:: What you will do ::
Below is some material; set it all down exactly, apart from the pictures.

:: Data for this exercise ::

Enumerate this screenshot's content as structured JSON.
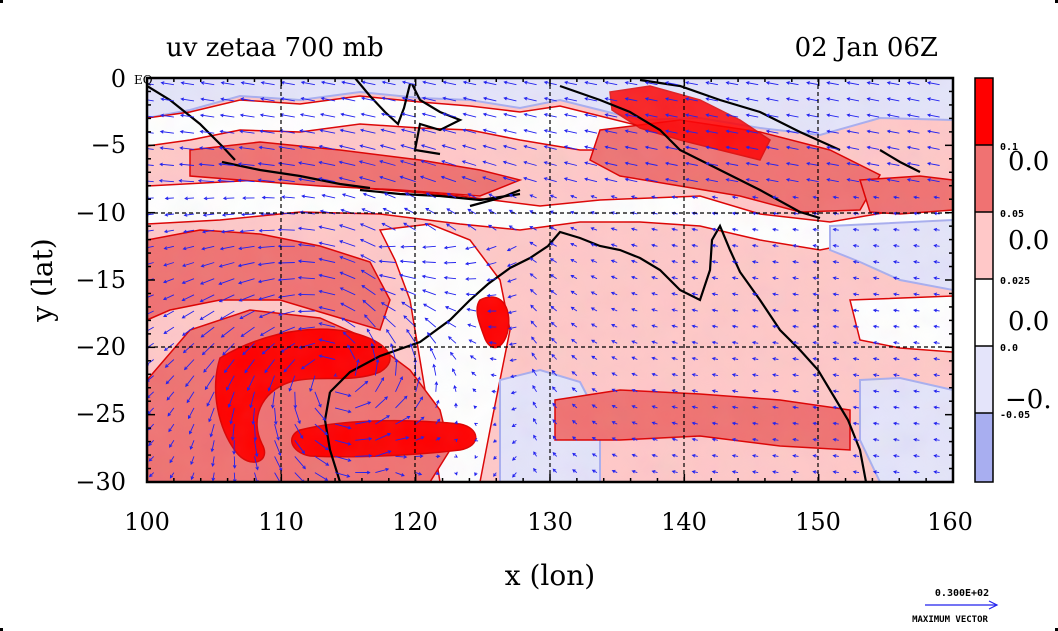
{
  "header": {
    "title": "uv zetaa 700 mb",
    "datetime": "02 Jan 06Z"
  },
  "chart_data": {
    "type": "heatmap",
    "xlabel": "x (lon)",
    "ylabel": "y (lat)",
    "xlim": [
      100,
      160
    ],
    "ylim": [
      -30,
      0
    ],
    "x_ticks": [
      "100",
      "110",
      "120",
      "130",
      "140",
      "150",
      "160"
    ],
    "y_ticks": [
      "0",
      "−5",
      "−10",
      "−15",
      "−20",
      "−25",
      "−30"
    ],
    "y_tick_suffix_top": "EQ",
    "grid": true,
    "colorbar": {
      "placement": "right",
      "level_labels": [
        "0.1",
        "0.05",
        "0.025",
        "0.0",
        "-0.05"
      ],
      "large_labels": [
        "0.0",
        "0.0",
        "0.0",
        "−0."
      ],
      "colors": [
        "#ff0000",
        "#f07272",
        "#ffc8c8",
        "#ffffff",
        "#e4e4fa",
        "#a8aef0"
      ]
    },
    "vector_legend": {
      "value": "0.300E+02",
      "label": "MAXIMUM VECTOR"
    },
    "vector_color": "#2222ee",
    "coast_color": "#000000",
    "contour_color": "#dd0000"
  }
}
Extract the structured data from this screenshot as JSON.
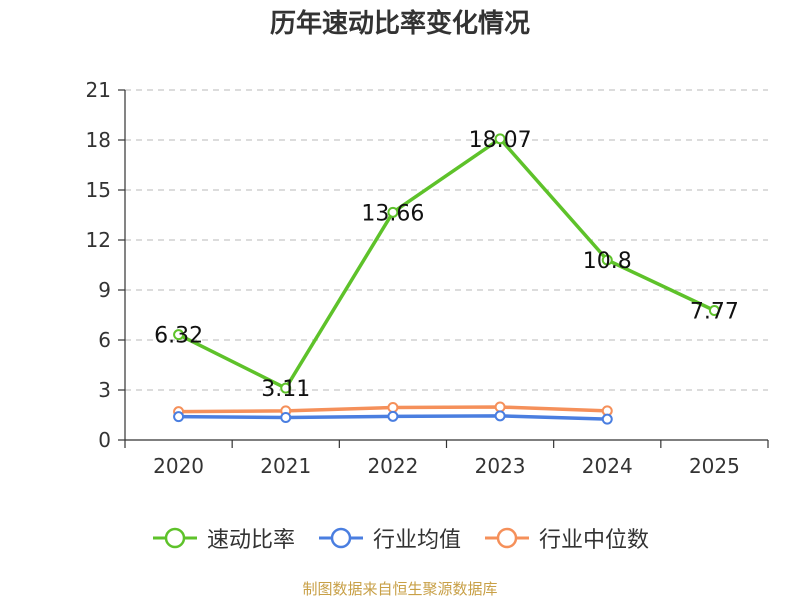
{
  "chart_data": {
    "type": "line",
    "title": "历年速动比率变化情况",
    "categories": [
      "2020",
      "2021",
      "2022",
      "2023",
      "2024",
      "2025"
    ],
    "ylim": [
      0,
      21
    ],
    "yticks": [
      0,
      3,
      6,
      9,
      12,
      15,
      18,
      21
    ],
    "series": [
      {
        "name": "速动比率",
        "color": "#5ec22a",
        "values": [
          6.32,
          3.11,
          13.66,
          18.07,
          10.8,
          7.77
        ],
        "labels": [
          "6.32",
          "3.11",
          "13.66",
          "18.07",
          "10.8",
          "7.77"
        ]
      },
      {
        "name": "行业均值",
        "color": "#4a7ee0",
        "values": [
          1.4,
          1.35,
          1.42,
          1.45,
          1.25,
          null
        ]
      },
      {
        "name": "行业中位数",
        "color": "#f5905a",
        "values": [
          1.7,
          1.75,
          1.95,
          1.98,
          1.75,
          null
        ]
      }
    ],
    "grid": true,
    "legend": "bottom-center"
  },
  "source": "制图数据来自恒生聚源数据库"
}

:: Exercise answer ::
Enumerate this screenshot's content as structured JSON.
{
  "header": {
    "title": "uv zetaa 700 mb",
    "datetime": "02 Jan 06Z"
  },
  "chart_data": {
    "type": "heatmap",
    "xlabel": "x (lon)",
    "ylabel": "y (lat)",
    "xlim": [
      100,
      160
    ],
    "ylim": [
      -30,
      0
    ],
    "x_ticks": [
      "100",
      "110",
      "120",
      "130",
      "140",
      "150",
      "160"
    ],
    "y_ticks": [
      "0",
      "−5",
      "−10",
      "−15",
      "−20",
      "−25",
      "−30"
    ],
    "y_tick_suffix_top": "EQ",
    "grid": true,
    "colorbar": {
      "placement": "right",
      "level_labels": [
        "0.1",
        "0.05",
        "0.025",
        "0.0",
        "-0.05"
      ],
      "large_labels": [
        "0.0",
        "0.0",
        "0.0",
        "−0."
      ],
      "colors": [
        "#ff0000",
        "#f07272",
        "#ffc8c8",
        "#ffffff",
        "#e4e4fa",
        "#a8aef0"
      ]
    },
    "vector_legend": {
      "value": "0.300E+02",
      "label": "MAXIMUM VECTOR"
    },
    "vector_color": "#2222ee",
    "coast_color": "#000000",
    "contour_color": "#dd0000"
  }
}
Extract the structured data from this screenshot as JSON.
{
  "chart_data": {
    "type": "line",
    "title": "历年速动比率变化情况",
    "categories": [
      "2020",
      "2021",
      "2022",
      "2023",
      "2024",
      "2025"
    ],
    "ylim": [
      0,
      21
    ],
    "yticks": [
      0,
      3,
      6,
      9,
      12,
      15,
      18,
      21
    ],
    "series": [
      {
        "name": "速动比率",
        "color": "#5ec22a",
        "values": [
          6.32,
          3.11,
          13.66,
          18.07,
          10.8,
          7.77
        ],
        "labels": [
          "6.32",
          "3.11",
          "13.66",
          "18.07",
          "10.8",
          "7.77"
        ]
      },
      {
        "name": "行业均值",
        "color": "#4a7ee0",
        "values": [
          1.4,
          1.35,
          1.42,
          1.45,
          1.25,
          null
        ]
      },
      {
        "name": "行业中位数",
        "color": "#f5905a",
        "values": [
          1.7,
          1.75,
          1.95,
          1.98,
          1.75,
          null
        ]
      }
    ],
    "grid": true,
    "legend": "bottom-center"
  },
  "source": "制图数据来自恒生聚源数据库"
}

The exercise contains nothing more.